> DATA TO PROCESS:
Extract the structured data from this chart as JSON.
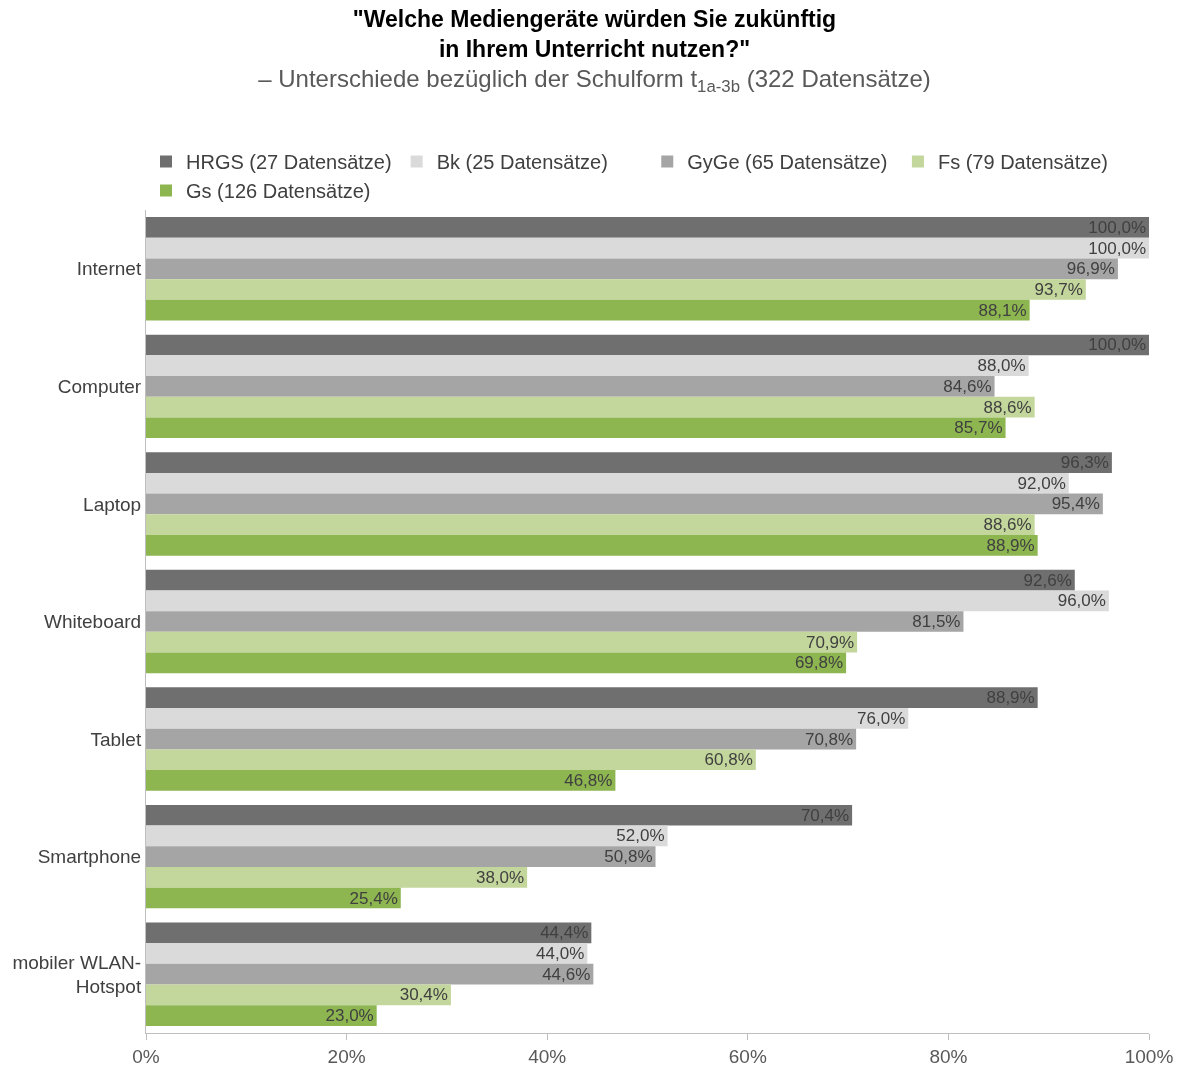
{
  "chart_data": {
    "type": "bar",
    "orientation": "horizontal",
    "title": "\"Welche Mediengeräte würden Sie zukünftig\nin Ihrem Unterricht nutzen?\"",
    "subtitle": "– Unterschiede bezüglich der Schulform t$_{1a-3b}$ (322 Datensätze)",
    "categories": [
      "Internet",
      "Computer",
      "Laptop",
      "Whiteboard",
      "Tablet",
      "Smartphone",
      "mobiler WLAN-\nHotspot"
    ],
    "series": [
      {
        "name": "HRGS (27 Datensätze)",
        "color": "#6f6f6f",
        "values": [
          100.0,
          100.0,
          96.3,
          92.6,
          88.9,
          70.4,
          44.4
        ],
        "value_labels": [
          "100,0%",
          "100,0%",
          "96,3%",
          "92,6%",
          "88,9%",
          "70,4%",
          "44,4%"
        ]
      },
      {
        "name": "Bk (25 Datensätze)",
        "color": "#dadada",
        "values": [
          100.0,
          88.0,
          92.0,
          96.0,
          76.0,
          52.0,
          44.0
        ],
        "value_labels": [
          "100,0%",
          "88,0%",
          "92,0%",
          "96,0%",
          "76,0%",
          "52,0%",
          "44,0%"
        ]
      },
      {
        "name": "GyGe (65 Datensätze)",
        "color": "#a5a5a5",
        "values": [
          96.9,
          84.6,
          95.4,
          81.5,
          70.8,
          50.8,
          44.6
        ],
        "value_labels": [
          "96,9%",
          "84,6%",
          "95,4%",
          "81,5%",
          "70,8%",
          "50,8%",
          "44,6%"
        ]
      },
      {
        "name": "Fs (79 Datensätze)",
        "color": "#c3d69b",
        "values": [
          93.7,
          88.6,
          88.6,
          70.9,
          60.8,
          38.0,
          30.4
        ],
        "value_labels": [
          "93,7%",
          "88,6%",
          "88,6%",
          "70,9%",
          "60,8%",
          "38,0%",
          "30,4%"
        ]
      },
      {
        "name": "Gs (126 Datensätze)",
        "color": "#8db550",
        "values": [
          88.1,
          85.7,
          88.9,
          69.8,
          46.8,
          25.4,
          23.0
        ],
        "value_labels": [
          "88,1%",
          "85,7%",
          "88,9%",
          "69,8%",
          "46,8%",
          "25,4%",
          "23,0%"
        ]
      }
    ],
    "xlim": [
      0,
      100
    ],
    "xticks": [
      {
        "value": 0,
        "label": "0%"
      },
      {
        "value": 20,
        "label": "20%"
      },
      {
        "value": 40,
        "label": "40%"
      },
      {
        "value": 60,
        "label": "60%"
      },
      {
        "value": 80,
        "label": "80%"
      },
      {
        "value": 100,
        "label": "100%"
      }
    ],
    "legend": "top"
  }
}
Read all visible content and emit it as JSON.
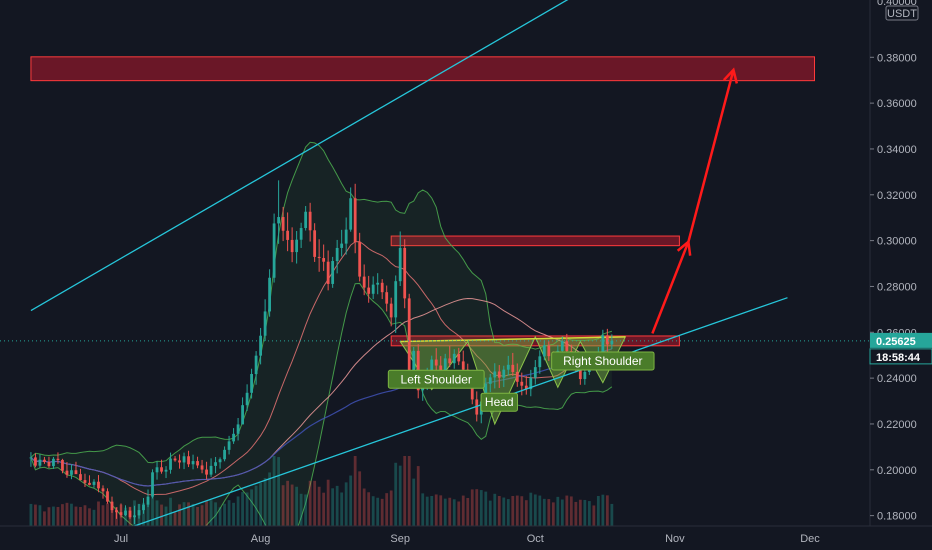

> TASK: Return all the entries word for word, but omit any pictures they contain.

> CORRECT RESPONSE:
Extract the structured data from this chart as JSON.
{
  "chart_data": {
    "type": "bar",
    "orientation": "horizontal",
    "title": "\"Welche Mediengeräte würden Sie zukünftig\nin Ihrem Unterricht nutzen?\"",
    "subtitle": "– Unterschiede bezüglich der Schulform t$_{1a-3b}$ (322 Datensätze)",
    "categories": [
      "Internet",
      "Computer",
      "Laptop",
      "Whiteboard",
      "Tablet",
      "Smartphone",
      "mobiler WLAN-\nHotspot"
    ],
    "series": [
      {
        "name": "HRGS (27 Datensätze)",
        "color": "#6f6f6f",
        "values": [
          100.0,
          100.0,
          96.3,
          92.6,
          88.9,
          70.4,
          44.4
        ],
        "value_labels": [
          "100,0%",
          "100,0%",
          "96,3%",
          "92,6%",
          "88,9%",
          "70,4%",
          "44,4%"
        ]
      },
      {
        "name": "Bk (25 Datensätze)",
        "color": "#dadada",
        "values": [
          100.0,
          88.0,
          92.0,
          96.0,
          76.0,
          52.0,
          44.0
        ],
        "value_labels": [
          "100,0%",
          "88,0%",
          "92,0%",
          "96,0%",
          "76,0%",
          "52,0%",
          "44,0%"
        ]
      },
      {
        "name": "GyGe (65 Datensätze)",
        "color": "#a5a5a5",
        "values": [
          96.9,
          84.6,
          95.4,
          81.5,
          70.8,
          50.8,
          44.6
        ],
        "value_labels": [
          "96,9%",
          "84,6%",
          "95,4%",
          "81,5%",
          "70,8%",
          "50,8%",
          "44,6%"
        ]
      },
      {
        "name": "Fs (79 Datensätze)",
        "color": "#c3d69b",
        "values": [
          93.7,
          88.6,
          88.6,
          70.9,
          60.8,
          38.0,
          30.4
        ],
        "value_labels": [
          "93,7%",
          "88,6%",
          "88,6%",
          "70,9%",
          "60,8%",
          "38,0%",
          "30,4%"
        ]
      },
      {
        "name": "Gs (126 Datensätze)",
        "color": "#8db550",
        "values": [
          88.1,
          85.7,
          88.9,
          69.8,
          46.8,
          25.4,
          23.0
        ],
        "value_labels": [
          "88,1%",
          "85,7%",
          "88,9%",
          "69,8%",
          "46,8%",
          "25,4%",
          "23,0%"
        ]
      }
    ],
    "xlim": [
      0,
      100
    ],
    "xticks": [
      {
        "value": 0,
        "label": "0%"
      },
      {
        "value": 20,
        "label": "20%"
      },
      {
        "value": 40,
        "label": "40%"
      },
      {
        "value": 60,
        "label": "60%"
      },
      {
        "value": 80,
        "label": "80%"
      },
      {
        "value": 100,
        "label": "100%"
      }
    ],
    "legend": "top"
  }
}
Read all visible content and emit it as JSON.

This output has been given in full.